> _STORED ROWS_:
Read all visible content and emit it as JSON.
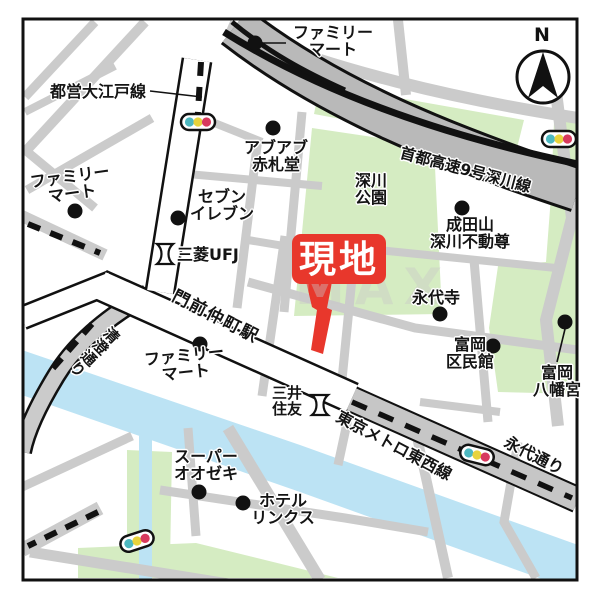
{
  "map_type": "japanese-neighborhood-access-map",
  "site": {
    "label": "現地"
  },
  "compass": {
    "label": "N"
  },
  "watermark": "MAX",
  "labels": {
    "toei_oedo": "都営大江戸線",
    "familymart_top": "ファミリー\nマート",
    "abuabu_akafudado": "アブアブ\n赤札堂",
    "shuto_expressway": "首都高速9号深川線",
    "fukagawa_park": "深川\n公園",
    "seven_eleven": "セブン\nイレブン",
    "mitsubishi_ufj": "三菱UFJ",
    "naritasan_fudoson": "成田山\n深川不動尊",
    "eitaiji": "永代寺",
    "monzen_nakacho_station": "門前仲町駅",
    "familymart_west": "ファミリー\nマート",
    "familymart_south": "ファミリー\nマート",
    "kiyosumi_dori": "清澄通り",
    "mitsui_sumitomo": "三井\n住友",
    "tokyo_metro_tozai_line": "東京メトロ東西線",
    "eitai_dori": "永代通り",
    "super_ozeki": "スーパー\nオオゼキ",
    "hotel_links": "ホテル\nリンクス",
    "tomioka_kuminkan": "富岡\n区民館",
    "tomioka_hachimangu": "富岡\n八幡宮"
  },
  "colors": {
    "road_gray": "#cbcbcb",
    "main_road_white": "#ffffff",
    "expressway_gray": "#b9b9b9",
    "park_green": "#d5ecc2",
    "river_blue": "#bce3f4",
    "outline_black": "#111111",
    "site_red": "#e8372c",
    "signal_teal": "#4db8c0",
    "signal_yellow": "#e8d33c",
    "signal_red": "#d83a5e"
  }
}
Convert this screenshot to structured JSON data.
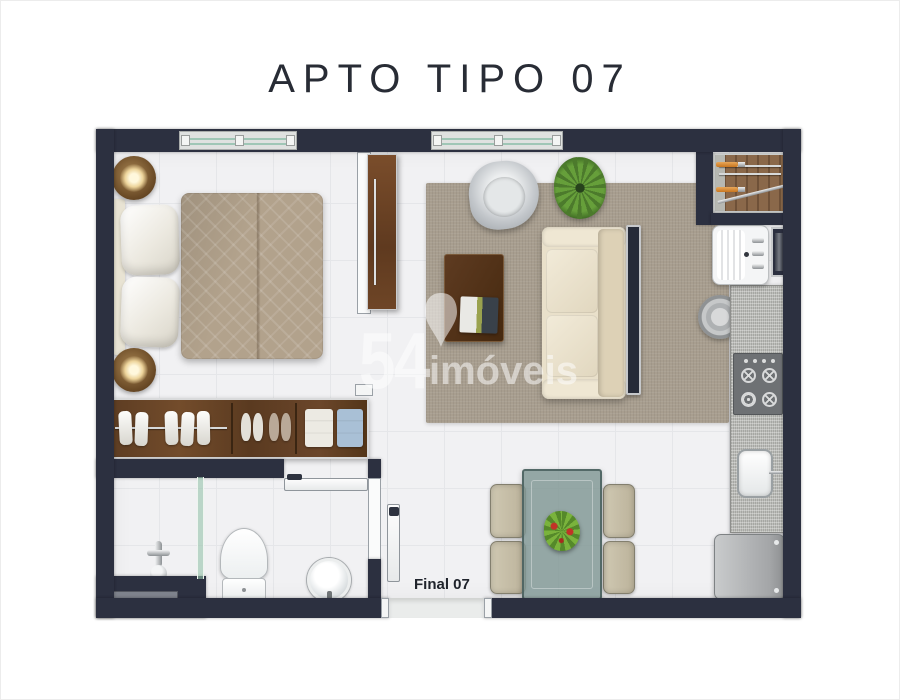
{
  "header": {
    "title": "APTO TIPO 07"
  },
  "watermark": {
    "number": "54",
    "brand": "imóveis"
  },
  "plan": {
    "entry_label": "Final 07",
    "rooms": [
      "bedroom",
      "living-room",
      "dining-area",
      "kitchen",
      "laundry",
      "bathroom",
      "hall"
    ],
    "furniture": [
      "double-bed",
      "pillows",
      "headboard",
      "nightstand-lamp",
      "wardrobe",
      "sliding-door",
      "area-rug",
      "sofa",
      "armchair",
      "potted-plant",
      "coffee-table",
      "magazine",
      "console",
      "dining-table",
      "dining-chair",
      "centerpiece-plant",
      "counter",
      "cooktop",
      "kitchen-sink",
      "refrigerator",
      "round-stool",
      "laundry-tank",
      "drying-deck",
      "service-shaft",
      "toilet",
      "shower-mixer",
      "glass-partition",
      "wall-niche",
      "vanity-basin",
      "entry-door",
      "bathroom-door",
      "window"
    ]
  },
  "colors": {
    "wall": "#2c3040",
    "floor": "#f1f1f3",
    "rug": "#a89e8f",
    "wood": "#6b4526",
    "sofa": "#e9e0ca",
    "granite": "#bcbdb9",
    "glass_table": "#7f9694",
    "accent_orange": "#d9832c",
    "plant_green": "#4c7a2c",
    "title_text": "#282c35"
  }
}
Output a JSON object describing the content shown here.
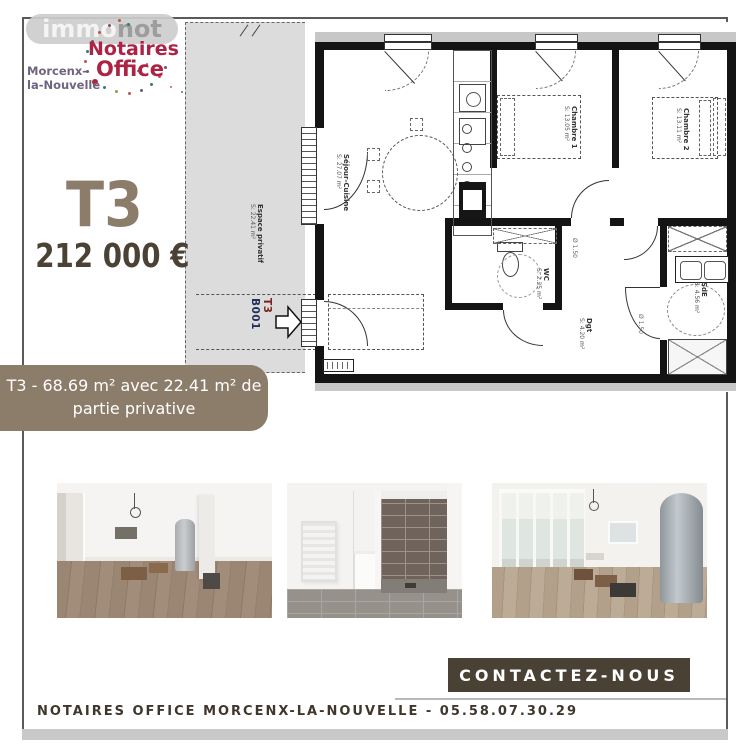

> _YOUR INSTRUCTIONS_: Check all the records above and select each line where the string "JSON" is found.

> _EXPECTED ANSWER_:
Read all visible content and emit it as JSON.
Convert this screenshot to structured JSON data.
Output a JSON object describing the content shown here.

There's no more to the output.